- Given request
Reproduce all the lines below exactly and omit the images.

-=-=-

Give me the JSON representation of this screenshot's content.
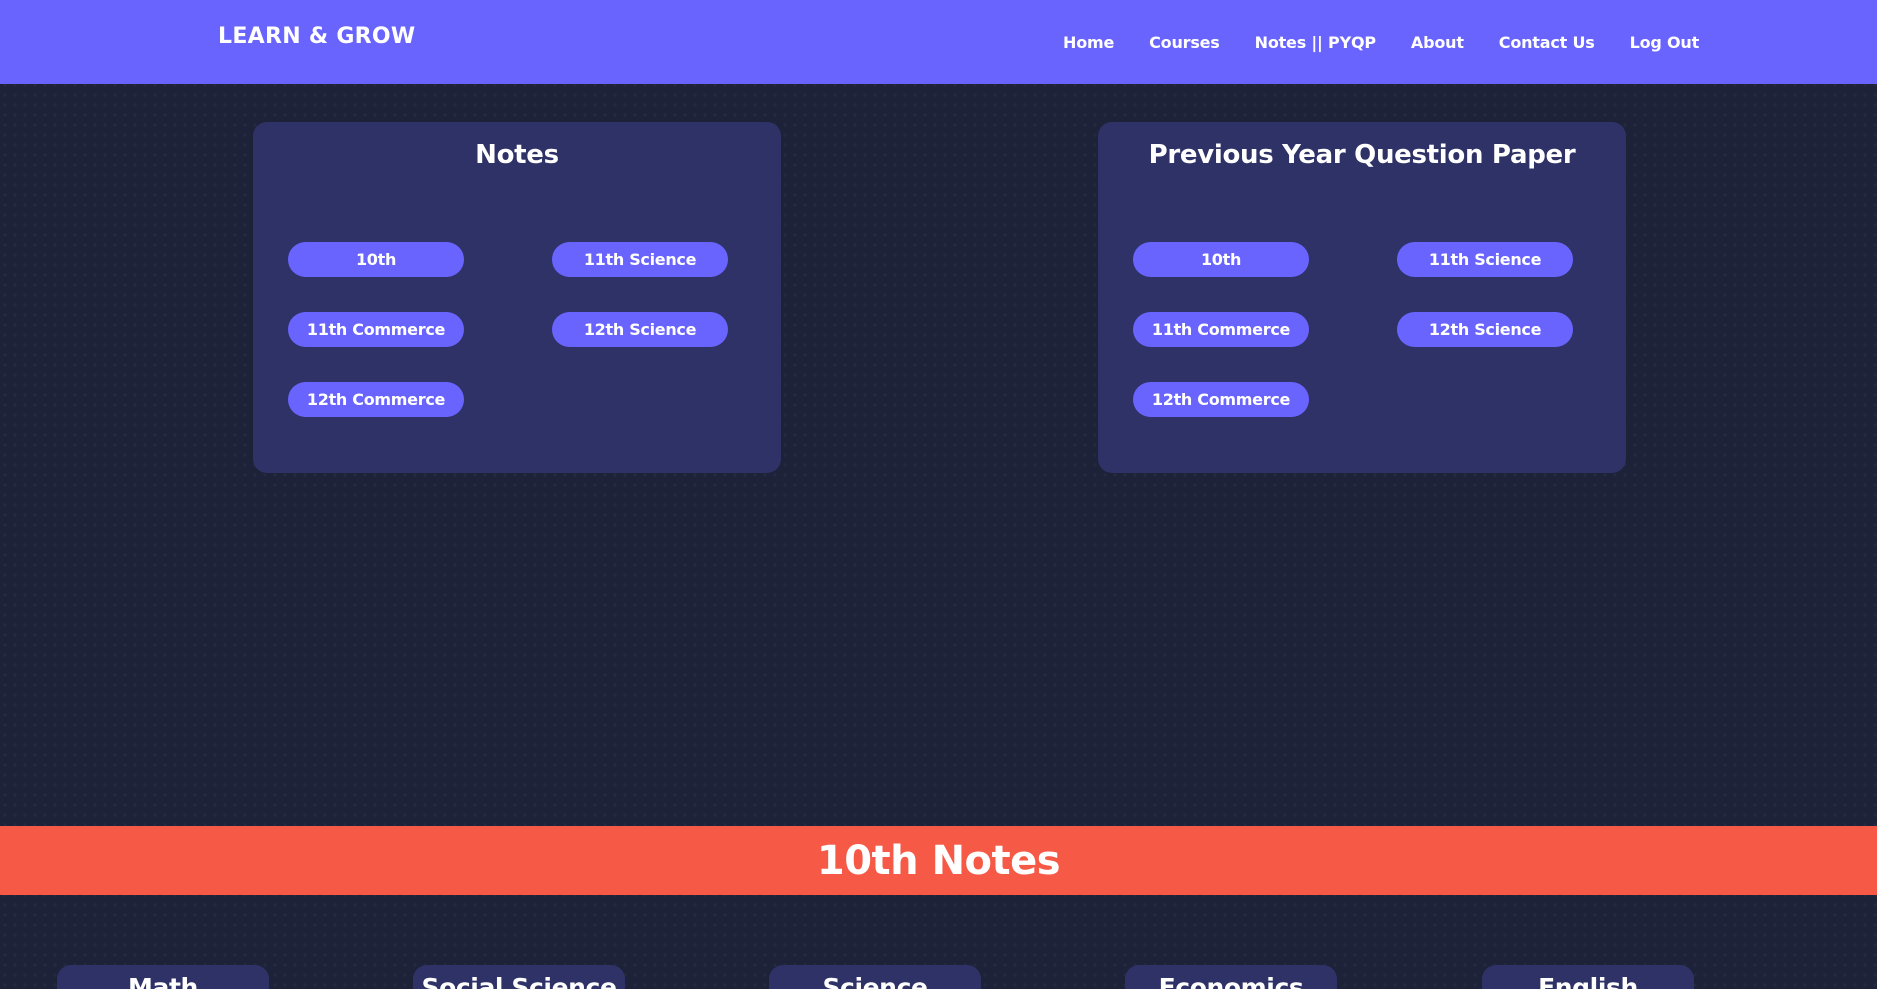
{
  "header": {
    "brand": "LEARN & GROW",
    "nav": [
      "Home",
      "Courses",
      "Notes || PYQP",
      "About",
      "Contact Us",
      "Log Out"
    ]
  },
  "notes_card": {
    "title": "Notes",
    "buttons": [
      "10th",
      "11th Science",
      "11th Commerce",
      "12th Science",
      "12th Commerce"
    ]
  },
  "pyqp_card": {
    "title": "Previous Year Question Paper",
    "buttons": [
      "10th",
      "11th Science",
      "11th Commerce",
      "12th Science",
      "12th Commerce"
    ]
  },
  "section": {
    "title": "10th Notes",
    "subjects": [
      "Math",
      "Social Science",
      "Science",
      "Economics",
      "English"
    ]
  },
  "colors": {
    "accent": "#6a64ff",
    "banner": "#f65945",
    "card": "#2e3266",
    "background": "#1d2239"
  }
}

-=-=-

- Solution to this task
Give me the JSON representation of this screenshot's content.
{
  "header": {
    "brand": "LEARN & GROW",
    "nav": [
      "Home",
      "Courses",
      "Notes || PYQP",
      "About",
      "Contact Us",
      "Log Out"
    ]
  },
  "notes_card": {
    "title": "Notes",
    "buttons": [
      "10th",
      "11th Science",
      "11th Commerce",
      "12th Science",
      "12th Commerce"
    ]
  },
  "pyqp_card": {
    "title": "Previous Year Question Paper",
    "buttons": [
      "10th",
      "11th Science",
      "11th Commerce",
      "12th Science",
      "12th Commerce"
    ]
  },
  "section": {
    "title": "10th Notes",
    "subjects": [
      "Math",
      "Social Science",
      "Science",
      "Economics",
      "English"
    ]
  },
  "colors": {
    "accent": "#6a64ff",
    "banner": "#f65945",
    "card": "#2e3266",
    "background": "#1d2239"
  }
}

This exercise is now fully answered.